▸ Problem to solve
Without the pictures, reproduce the records that follow exactly.
#### Data supplied ####
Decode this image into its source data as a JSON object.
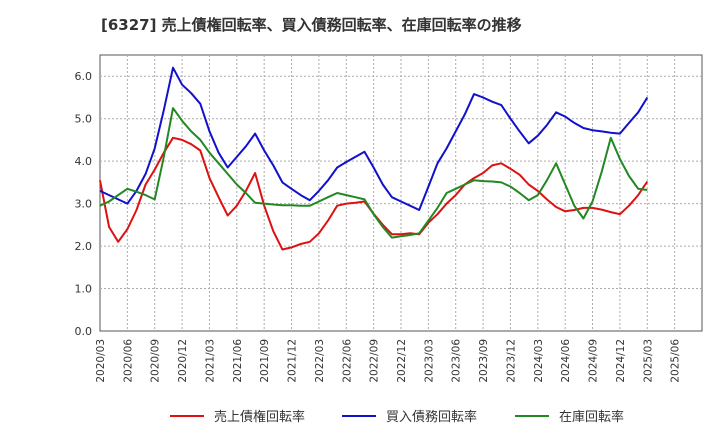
{
  "chart_data": {
    "type": "line",
    "title": "[6327]  売上債権回転率、買入債務回転率、在庫回転率の推移",
    "xlabel": "",
    "ylabel": "",
    "ylim": [
      0,
      6.5
    ],
    "yticks": [
      0.0,
      1.0,
      2.0,
      3.0,
      4.0,
      5.0,
      6.0
    ],
    "ytick_labels": [
      "0.0",
      "1.0",
      "2.0",
      "3.0",
      "4.0",
      "5.0",
      "6.0"
    ],
    "grid": true,
    "legend_position": "bottom",
    "categories": [
      "2020/03",
      "2020/06",
      "2020/09",
      "2020/12",
      "2021/03",
      "2021/06",
      "2021/09",
      "2021/12",
      "2022/03",
      "2022/06",
      "2022/09",
      "2022/12",
      "2023/03",
      "2023/06",
      "2023/09",
      "2023/12",
      "2024/03",
      "2024/06",
      "2024/09",
      "2024/12",
      "2025/03",
      "2025/06"
    ],
    "x": [
      "2020/03",
      "2020/04",
      "2020/05",
      "2020/06",
      "2020/07",
      "2020/08",
      "2020/09",
      "2020/10",
      "2020/11",
      "2020/12",
      "2021/01",
      "2021/02",
      "2021/03",
      "2021/04",
      "2021/05",
      "2021/06",
      "2021/07",
      "2021/08",
      "2021/09",
      "2021/10",
      "2021/11",
      "2021/12",
      "2022/01",
      "2022/02",
      "2022/03",
      "2022/04",
      "2022/05",
      "2022/06",
      "2022/07",
      "2022/08",
      "2022/09",
      "2022/10",
      "2022/11",
      "2022/12",
      "2023/01",
      "2023/02",
      "2023/03",
      "2023/04",
      "2023/05",
      "2023/06",
      "2023/07",
      "2023/08",
      "2023/09",
      "2023/10",
      "2023/11",
      "2023/12",
      "2024/01",
      "2024/02",
      "2024/03",
      "2024/04",
      "2024/05",
      "2024/06",
      "2024/07",
      "2024/08",
      "2024/09",
      "2024/10",
      "2024/11",
      "2024/12",
      "2025/01",
      "2025/02",
      "2025/03"
    ],
    "series": [
      {
        "name": "売上債権回転率",
        "color": "#dd1111",
        "values": [
          3.55,
          2.45,
          2.1,
          2.4,
          2.85,
          3.45,
          3.8,
          4.2,
          4.55,
          4.5,
          4.4,
          4.25,
          3.6,
          3.15,
          2.72,
          2.95,
          3.3,
          3.72,
          2.95,
          2.35,
          1.92,
          1.97,
          2.05,
          2.1,
          2.3,
          2.6,
          2.95,
          3.0,
          3.02,
          3.05,
          2.76,
          2.5,
          2.28,
          2.28,
          2.3,
          2.28,
          2.55,
          2.75,
          3.0,
          3.2,
          3.45,
          3.6,
          3.72,
          3.9,
          3.95,
          3.82,
          3.68,
          3.45,
          3.3,
          3.1,
          2.92,
          2.82,
          2.85,
          2.9,
          2.9,
          2.86,
          2.8,
          2.75,
          2.95,
          3.2,
          3.52
        ]
      },
      {
        "name": "買入債務回転率",
        "color": "#1111cc",
        "values": [
          3.3,
          3.2,
          3.1,
          3.0,
          3.3,
          3.7,
          4.3,
          5.2,
          6.2,
          5.8,
          5.6,
          5.35,
          4.7,
          4.2,
          3.85,
          4.1,
          4.35,
          4.65,
          4.25,
          3.9,
          3.5,
          3.35,
          3.2,
          3.08,
          3.3,
          3.55,
          3.85,
          3.98,
          4.1,
          4.22,
          3.85,
          3.45,
          3.15,
          3.05,
          2.95,
          2.85,
          3.4,
          3.95,
          4.3,
          4.7,
          5.1,
          5.58,
          5.5,
          5.4,
          5.32,
          5.0,
          4.7,
          4.42,
          4.6,
          4.85,
          5.15,
          5.05,
          4.9,
          4.78,
          4.73,
          4.7,
          4.67,
          4.65,
          4.9,
          5.15,
          5.5
        ]
      },
      {
        "name": "在庫回転率",
        "color": "#228822",
        "values": [
          2.95,
          3.05,
          3.2,
          3.35,
          3.28,
          3.2,
          3.1,
          4.1,
          5.25,
          4.95,
          4.7,
          4.5,
          4.2,
          3.95,
          3.7,
          3.45,
          3.25,
          3.02,
          3.0,
          2.98,
          2.96,
          2.96,
          2.95,
          2.95,
          3.05,
          3.15,
          3.25,
          3.2,
          3.15,
          3.1,
          2.75,
          2.45,
          2.2,
          2.23,
          2.26,
          2.3,
          2.6,
          2.9,
          3.25,
          3.35,
          3.45,
          3.55,
          3.53,
          3.52,
          3.5,
          3.4,
          3.25,
          3.08,
          3.2,
          3.55,
          3.95,
          3.45,
          2.95,
          2.65,
          3.05,
          3.75,
          4.55,
          4.05,
          3.65,
          3.35,
          3.32
        ]
      }
    ]
  }
}
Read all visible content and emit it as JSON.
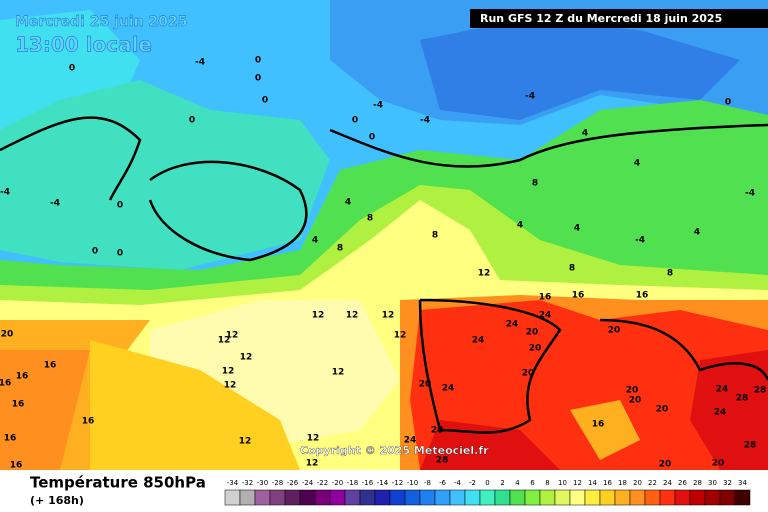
{
  "header": {
    "date": "Mercredi 25 juin 2025",
    "time": "13:00 locale",
    "run": "Run GFS 12 Z du Mercredi 18 juin 2025"
  },
  "footer": {
    "title": "Température 850hPa",
    "subtitle": "(+ 168h)",
    "copyright": "Copyright © 2025 Meteociel.fr"
  },
  "legend": {
    "ticks": [
      -34,
      -32,
      -30,
      -28,
      -26,
      -24,
      -22,
      -20,
      -18,
      -16,
      -14,
      -12,
      -10,
      -8,
      -6,
      -4,
      -2,
      0,
      2,
      4,
      6,
      8,
      10,
      12,
      14,
      16,
      18,
      20,
      22,
      24,
      26,
      28,
      30,
      32,
      34
    ],
    "colors": [
      "#d0d0d0",
      "#b0b0b0",
      "#a060a0",
      "#804080",
      "#602060",
      "#500050",
      "#780078",
      "#9000a0",
      "#6040a0",
      "#303090",
      "#2020b0",
      "#1040d0",
      "#1060e0",
      "#2080f0",
      "#30a0f8",
      "#40c0ff",
      "#40e0f0",
      "#40f0c0",
      "#30e090",
      "#50e050",
      "#80f040",
      "#b0f040",
      "#e0f860",
      "#ffff80",
      "#ffee40",
      "#ffd020",
      "#ffb020",
      "#ff9020",
      "#ff6010",
      "#ff3010",
      "#e01010",
      "#c00000",
      "#a00000",
      "#800000",
      "#400000"
    ]
  },
  "contour_labels": [
    0,
    -4,
    0,
    0,
    0,
    0,
    0,
    0,
    -4,
    -4,
    -4,
    0,
    4,
    4,
    -4,
    8,
    4,
    4,
    -4,
    4,
    -4,
    -4,
    0,
    0,
    0,
    4,
    8,
    4,
    8,
    8,
    12,
    8,
    8,
    16,
    16,
    16,
    12,
    12,
    12,
    12,
    12,
    12,
    12,
    12,
    12,
    12,
    24,
    24,
    24,
    20,
    20,
    20,
    20,
    24,
    20,
    20,
    24,
    28,
    20,
    24,
    20,
    28,
    24,
    28,
    28,
    16,
    28,
    20,
    20,
    20,
    16,
    16,
    16,
    16,
    16,
    16,
    16,
    12,
    12,
    12
  ]
}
####
▸ Exercise result
Decode this image into its source data as a JSON object.
{
  "chart_data": {
    "type": "line",
    "title": "[6327]  売上債権回転率、買入債務回転率、在庫回転率の推移",
    "xlabel": "",
    "ylabel": "",
    "ylim": [
      0,
      6.5
    ],
    "yticks": [
      0.0,
      1.0,
      2.0,
      3.0,
      4.0,
      5.0,
      6.0
    ],
    "ytick_labels": [
      "0.0",
      "1.0",
      "2.0",
      "3.0",
      "4.0",
      "5.0",
      "6.0"
    ],
    "grid": true,
    "legend_position": "bottom",
    "categories": [
      "2020/03",
      "2020/06",
      "2020/09",
      "2020/12",
      "2021/03",
      "2021/06",
      "2021/09",
      "2021/12",
      "2022/03",
      "2022/06",
      "2022/09",
      "2022/12",
      "2023/03",
      "2023/06",
      "2023/09",
      "2023/12",
      "2024/03",
      "2024/06",
      "2024/09",
      "2024/12",
      "2025/03",
      "2025/06"
    ],
    "x": [
      "2020/03",
      "2020/04",
      "2020/05",
      "2020/06",
      "2020/07",
      "2020/08",
      "2020/09",
      "2020/10",
      "2020/11",
      "2020/12",
      "2021/01",
      "2021/02",
      "2021/03",
      "2021/04",
      "2021/05",
      "2021/06",
      "2021/07",
      "2021/08",
      "2021/09",
      "2021/10",
      "2021/11",
      "2021/12",
      "2022/01",
      "2022/02",
      "2022/03",
      "2022/04",
      "2022/05",
      "2022/06",
      "2022/07",
      "2022/08",
      "2022/09",
      "2022/10",
      "2022/11",
      "2022/12",
      "2023/01",
      "2023/02",
      "2023/03",
      "2023/04",
      "2023/05",
      "2023/06",
      "2023/07",
      "2023/08",
      "2023/09",
      "2023/10",
      "2023/11",
      "2023/12",
      "2024/01",
      "2024/02",
      "2024/03",
      "2024/04",
      "2024/05",
      "2024/06",
      "2024/07",
      "2024/08",
      "2024/09",
      "2024/10",
      "2024/11",
      "2024/12",
      "2025/01",
      "2025/02",
      "2025/03"
    ],
    "series": [
      {
        "name": "売上債権回転率",
        "color": "#dd1111",
        "values": [
          3.55,
          2.45,
          2.1,
          2.4,
          2.85,
          3.45,
          3.8,
          4.2,
          4.55,
          4.5,
          4.4,
          4.25,
          3.6,
          3.15,
          2.72,
          2.95,
          3.3,
          3.72,
          2.95,
          2.35,
          1.92,
          1.97,
          2.05,
          2.1,
          2.3,
          2.6,
          2.95,
          3.0,
          3.02,
          3.05,
          2.76,
          2.5,
          2.28,
          2.28,
          2.3,
          2.28,
          2.55,
          2.75,
          3.0,
          3.2,
          3.45,
          3.6,
          3.72,
          3.9,
          3.95,
          3.82,
          3.68,
          3.45,
          3.3,
          3.1,
          2.92,
          2.82,
          2.85,
          2.9,
          2.9,
          2.86,
          2.8,
          2.75,
          2.95,
          3.2,
          3.52
        ]
      },
      {
        "name": "買入債務回転率",
        "color": "#1111cc",
        "values": [
          3.3,
          3.2,
          3.1,
          3.0,
          3.3,
          3.7,
          4.3,
          5.2,
          6.2,
          5.8,
          5.6,
          5.35,
          4.7,
          4.2,
          3.85,
          4.1,
          4.35,
          4.65,
          4.25,
          3.9,
          3.5,
          3.35,
          3.2,
          3.08,
          3.3,
          3.55,
          3.85,
          3.98,
          4.1,
          4.22,
          3.85,
          3.45,
          3.15,
          3.05,
          2.95,
          2.85,
          3.4,
          3.95,
          4.3,
          4.7,
          5.1,
          5.58,
          5.5,
          5.4,
          5.32,
          5.0,
          4.7,
          4.42,
          4.6,
          4.85,
          5.15,
          5.05,
          4.9,
          4.78,
          4.73,
          4.7,
          4.67,
          4.65,
          4.9,
          5.15,
          5.5
        ]
      },
      {
        "name": "在庫回転率",
        "color": "#228822",
        "values": [
          2.95,
          3.05,
          3.2,
          3.35,
          3.28,
          3.2,
          3.1,
          4.1,
          5.25,
          4.95,
          4.7,
          4.5,
          4.2,
          3.95,
          3.7,
          3.45,
          3.25,
          3.02,
          3.0,
          2.98,
          2.96,
          2.96,
          2.95,
          2.95,
          3.05,
          3.15,
          3.25,
          3.2,
          3.15,
          3.1,
          2.75,
          2.45,
          2.2,
          2.23,
          2.26,
          2.3,
          2.6,
          2.9,
          3.25,
          3.35,
          3.45,
          3.55,
          3.53,
          3.52,
          3.5,
          3.4,
          3.25,
          3.08,
          3.2,
          3.55,
          3.95,
          3.45,
          2.95,
          2.65,
          3.05,
          3.75,
          4.55,
          4.05,
          3.65,
          3.35,
          3.32
        ]
      }
    ]
  }
}
Read all visible content and emit it as JSON.
{
  "header": {
    "date": "Mercredi 25 juin 2025",
    "time": "13:00 locale",
    "run": "Run GFS 12 Z du Mercredi 18 juin 2025"
  },
  "footer": {
    "title": "Température 850hPa",
    "subtitle": "(+ 168h)",
    "copyright": "Copyright © 2025 Meteociel.fr"
  },
  "legend": {
    "ticks": [
      -34,
      -32,
      -30,
      -28,
      -26,
      -24,
      -22,
      -20,
      -18,
      -16,
      -14,
      -12,
      -10,
      -8,
      -6,
      -4,
      -2,
      0,
      2,
      4,
      6,
      8,
      10,
      12,
      14,
      16,
      18,
      20,
      22,
      24,
      26,
      28,
      30,
      32,
      34
    ],
    "colors": [
      "#d0d0d0",
      "#b0b0b0",
      "#a060a0",
      "#804080",
      "#602060",
      "#500050",
      "#780078",
      "#9000a0",
      "#6040a0",
      "#303090",
      "#2020b0",
      "#1040d0",
      "#1060e0",
      "#2080f0",
      "#30a0f8",
      "#40c0ff",
      "#40e0f0",
      "#40f0c0",
      "#30e090",
      "#50e050",
      "#80f040",
      "#b0f040",
      "#e0f860",
      "#ffff80",
      "#ffee40",
      "#ffd020",
      "#ffb020",
      "#ff9020",
      "#ff6010",
      "#ff3010",
      "#e01010",
      "#c00000",
      "#a00000",
      "#800000",
      "#400000"
    ]
  },
  "contour_labels": [
    0,
    -4,
    0,
    0,
    0,
    0,
    0,
    0,
    -4,
    -4,
    -4,
    0,
    4,
    4,
    -4,
    8,
    4,
    4,
    -4,
    4,
    -4,
    -4,
    0,
    0,
    0,
    4,
    8,
    4,
    8,
    8,
    12,
    8,
    8,
    16,
    16,
    16,
    12,
    12,
    12,
    12,
    12,
    12,
    12,
    12,
    12,
    12,
    24,
    24,
    24,
    20,
    20,
    20,
    20,
    24,
    20,
    20,
    24,
    28,
    20,
    24,
    20,
    28,
    24,
    28,
    28,
    16,
    28,
    20,
    20,
    20,
    16,
    16,
    16,
    16,
    16,
    16,
    16,
    12,
    12,
    12
  ]
}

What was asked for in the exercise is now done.